┌──

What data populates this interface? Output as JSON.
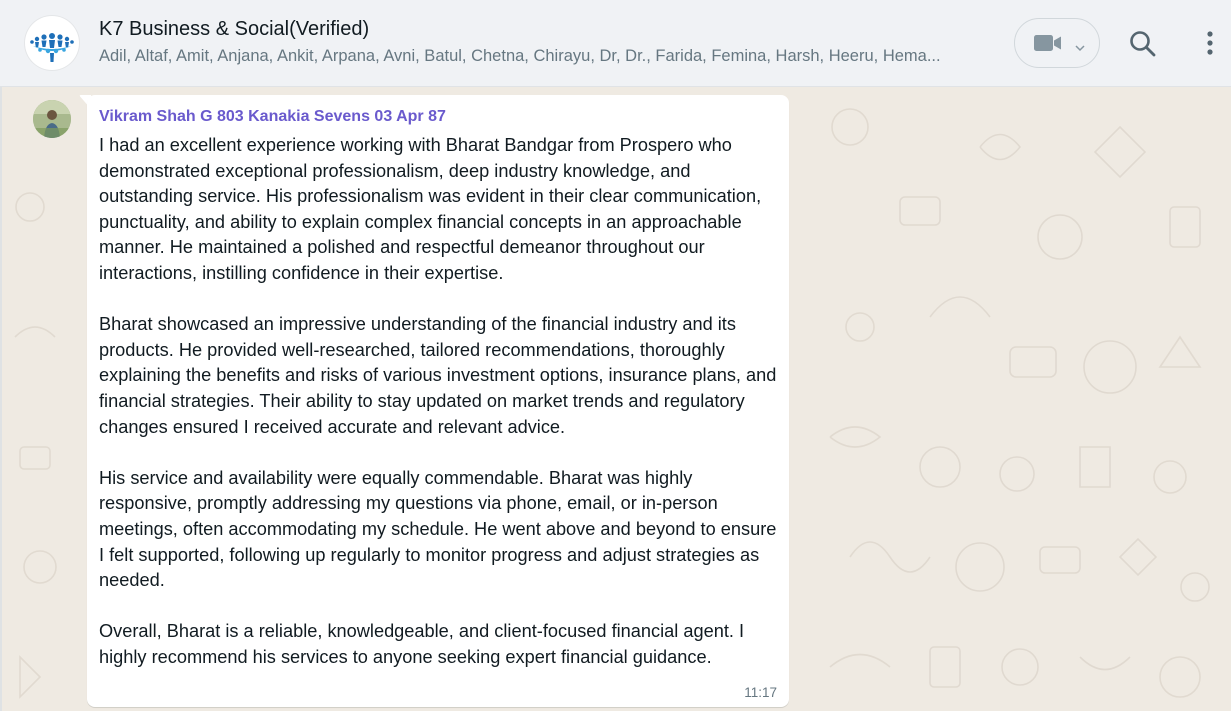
{
  "header": {
    "title": "K7 Business & Social(Verified)",
    "members": "Adil, Altaf, Amit, Anjana, Ankit, Arpana, Avni, Batul, Chetna, Chirayu, Dr, Dr., Farida, Femina, Harsh, Heeru, Hema...",
    "icons": {
      "avatar": "group-logo-icon",
      "video": "video-camera-icon",
      "dropdown": "chevron-down-icon",
      "search": "search-icon",
      "menu": "more-vertical-icon"
    }
  },
  "message": {
    "sender": "Vikram Shah G 803 Kanakia Sevens 03 Apr 87",
    "paragraphs": [
      "I had an excellent experience working with Bharat Bandgar from Prospero who demonstrated exceptional professionalism, deep industry knowledge, and outstanding service. His professionalism was evident in their clear communication, punctuality, and ability to explain complex financial concepts in an approachable manner. He maintained a polished and respectful demeanor throughout our interactions, instilling confidence in their expertise.",
      "Bharat showcased an impressive understanding of the financial industry and its products. He provided well-researched, tailored recommendations, thoroughly explaining the benefits and risks of various investment options, insurance plans, and financial strategies. Their ability to stay updated on market trends and regulatory changes ensured I received accurate and relevant advice.",
      "His service and availability were equally commendable. Bharat was highly responsive, promptly addressing my questions via phone, email, or in-person meetings, often accommodating my schedule. He went above and beyond to ensure I felt supported, following up regularly to monitor progress and adjust strategies as needed.",
      "Overall, Bharat is a reliable, knowledgeable, and client-focused financial agent. I highly recommend his services to anyone seeking expert financial guidance."
    ],
    "time": "11:17"
  },
  "colors": {
    "header_bg": "#f0f2f5",
    "chat_bg": "#efeae2",
    "bubble_bg": "#ffffff",
    "sender_name": "#6a5acd",
    "secondary_text": "#667781"
  }
}
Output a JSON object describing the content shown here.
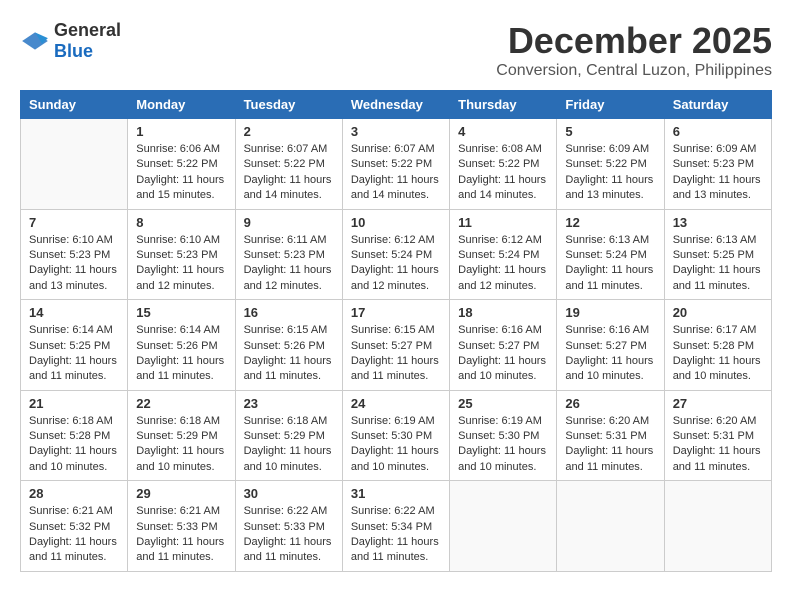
{
  "header": {
    "logo_general": "General",
    "logo_blue": "Blue",
    "month_title": "December 2025",
    "location": "Conversion, Central Luzon, Philippines"
  },
  "days_of_week": [
    "Sunday",
    "Monday",
    "Tuesday",
    "Wednesday",
    "Thursday",
    "Friday",
    "Saturday"
  ],
  "weeks": [
    [
      {
        "day": "",
        "sunrise": "",
        "sunset": "",
        "daylight": ""
      },
      {
        "day": "1",
        "sunrise": "Sunrise: 6:06 AM",
        "sunset": "Sunset: 5:22 PM",
        "daylight": "Daylight: 11 hours and 15 minutes."
      },
      {
        "day": "2",
        "sunrise": "Sunrise: 6:07 AM",
        "sunset": "Sunset: 5:22 PM",
        "daylight": "Daylight: 11 hours and 14 minutes."
      },
      {
        "day": "3",
        "sunrise": "Sunrise: 6:07 AM",
        "sunset": "Sunset: 5:22 PM",
        "daylight": "Daylight: 11 hours and 14 minutes."
      },
      {
        "day": "4",
        "sunrise": "Sunrise: 6:08 AM",
        "sunset": "Sunset: 5:22 PM",
        "daylight": "Daylight: 11 hours and 14 minutes."
      },
      {
        "day": "5",
        "sunrise": "Sunrise: 6:09 AM",
        "sunset": "Sunset: 5:22 PM",
        "daylight": "Daylight: 11 hours and 13 minutes."
      },
      {
        "day": "6",
        "sunrise": "Sunrise: 6:09 AM",
        "sunset": "Sunset: 5:23 PM",
        "daylight": "Daylight: 11 hours and 13 minutes."
      }
    ],
    [
      {
        "day": "7",
        "sunrise": "Sunrise: 6:10 AM",
        "sunset": "Sunset: 5:23 PM",
        "daylight": "Daylight: 11 hours and 13 minutes."
      },
      {
        "day": "8",
        "sunrise": "Sunrise: 6:10 AM",
        "sunset": "Sunset: 5:23 PM",
        "daylight": "Daylight: 11 hours and 12 minutes."
      },
      {
        "day": "9",
        "sunrise": "Sunrise: 6:11 AM",
        "sunset": "Sunset: 5:23 PM",
        "daylight": "Daylight: 11 hours and 12 minutes."
      },
      {
        "day": "10",
        "sunrise": "Sunrise: 6:12 AM",
        "sunset": "Sunset: 5:24 PM",
        "daylight": "Daylight: 11 hours and 12 minutes."
      },
      {
        "day": "11",
        "sunrise": "Sunrise: 6:12 AM",
        "sunset": "Sunset: 5:24 PM",
        "daylight": "Daylight: 11 hours and 12 minutes."
      },
      {
        "day": "12",
        "sunrise": "Sunrise: 6:13 AM",
        "sunset": "Sunset: 5:24 PM",
        "daylight": "Daylight: 11 hours and 11 minutes."
      },
      {
        "day": "13",
        "sunrise": "Sunrise: 6:13 AM",
        "sunset": "Sunset: 5:25 PM",
        "daylight": "Daylight: 11 hours and 11 minutes."
      }
    ],
    [
      {
        "day": "14",
        "sunrise": "Sunrise: 6:14 AM",
        "sunset": "Sunset: 5:25 PM",
        "daylight": "Daylight: 11 hours and 11 minutes."
      },
      {
        "day": "15",
        "sunrise": "Sunrise: 6:14 AM",
        "sunset": "Sunset: 5:26 PM",
        "daylight": "Daylight: 11 hours and 11 minutes."
      },
      {
        "day": "16",
        "sunrise": "Sunrise: 6:15 AM",
        "sunset": "Sunset: 5:26 PM",
        "daylight": "Daylight: 11 hours and 11 minutes."
      },
      {
        "day": "17",
        "sunrise": "Sunrise: 6:15 AM",
        "sunset": "Sunset: 5:27 PM",
        "daylight": "Daylight: 11 hours and 11 minutes."
      },
      {
        "day": "18",
        "sunrise": "Sunrise: 6:16 AM",
        "sunset": "Sunset: 5:27 PM",
        "daylight": "Daylight: 11 hours and 10 minutes."
      },
      {
        "day": "19",
        "sunrise": "Sunrise: 6:16 AM",
        "sunset": "Sunset: 5:27 PM",
        "daylight": "Daylight: 11 hours and 10 minutes."
      },
      {
        "day": "20",
        "sunrise": "Sunrise: 6:17 AM",
        "sunset": "Sunset: 5:28 PM",
        "daylight": "Daylight: 11 hours and 10 minutes."
      }
    ],
    [
      {
        "day": "21",
        "sunrise": "Sunrise: 6:18 AM",
        "sunset": "Sunset: 5:28 PM",
        "daylight": "Daylight: 11 hours and 10 minutes."
      },
      {
        "day": "22",
        "sunrise": "Sunrise: 6:18 AM",
        "sunset": "Sunset: 5:29 PM",
        "daylight": "Daylight: 11 hours and 10 minutes."
      },
      {
        "day": "23",
        "sunrise": "Sunrise: 6:18 AM",
        "sunset": "Sunset: 5:29 PM",
        "daylight": "Daylight: 11 hours and 10 minutes."
      },
      {
        "day": "24",
        "sunrise": "Sunrise: 6:19 AM",
        "sunset": "Sunset: 5:30 PM",
        "daylight": "Daylight: 11 hours and 10 minutes."
      },
      {
        "day": "25",
        "sunrise": "Sunrise: 6:19 AM",
        "sunset": "Sunset: 5:30 PM",
        "daylight": "Daylight: 11 hours and 10 minutes."
      },
      {
        "day": "26",
        "sunrise": "Sunrise: 6:20 AM",
        "sunset": "Sunset: 5:31 PM",
        "daylight": "Daylight: 11 hours and 11 minutes."
      },
      {
        "day": "27",
        "sunrise": "Sunrise: 6:20 AM",
        "sunset": "Sunset: 5:31 PM",
        "daylight": "Daylight: 11 hours and 11 minutes."
      }
    ],
    [
      {
        "day": "28",
        "sunrise": "Sunrise: 6:21 AM",
        "sunset": "Sunset: 5:32 PM",
        "daylight": "Daylight: 11 hours and 11 minutes."
      },
      {
        "day": "29",
        "sunrise": "Sunrise: 6:21 AM",
        "sunset": "Sunset: 5:33 PM",
        "daylight": "Daylight: 11 hours and 11 minutes."
      },
      {
        "day": "30",
        "sunrise": "Sunrise: 6:22 AM",
        "sunset": "Sunset: 5:33 PM",
        "daylight": "Daylight: 11 hours and 11 minutes."
      },
      {
        "day": "31",
        "sunrise": "Sunrise: 6:22 AM",
        "sunset": "Sunset: 5:34 PM",
        "daylight": "Daylight: 11 hours and 11 minutes."
      },
      {
        "day": "",
        "sunrise": "",
        "sunset": "",
        "daylight": ""
      },
      {
        "day": "",
        "sunrise": "",
        "sunset": "",
        "daylight": ""
      },
      {
        "day": "",
        "sunrise": "",
        "sunset": "",
        "daylight": ""
      }
    ]
  ]
}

└──

WHAT TO WORK ON
Tally every line of the listing that holds the string "highly", then give the number by itself.

RESULT OF THE EXERCISE
2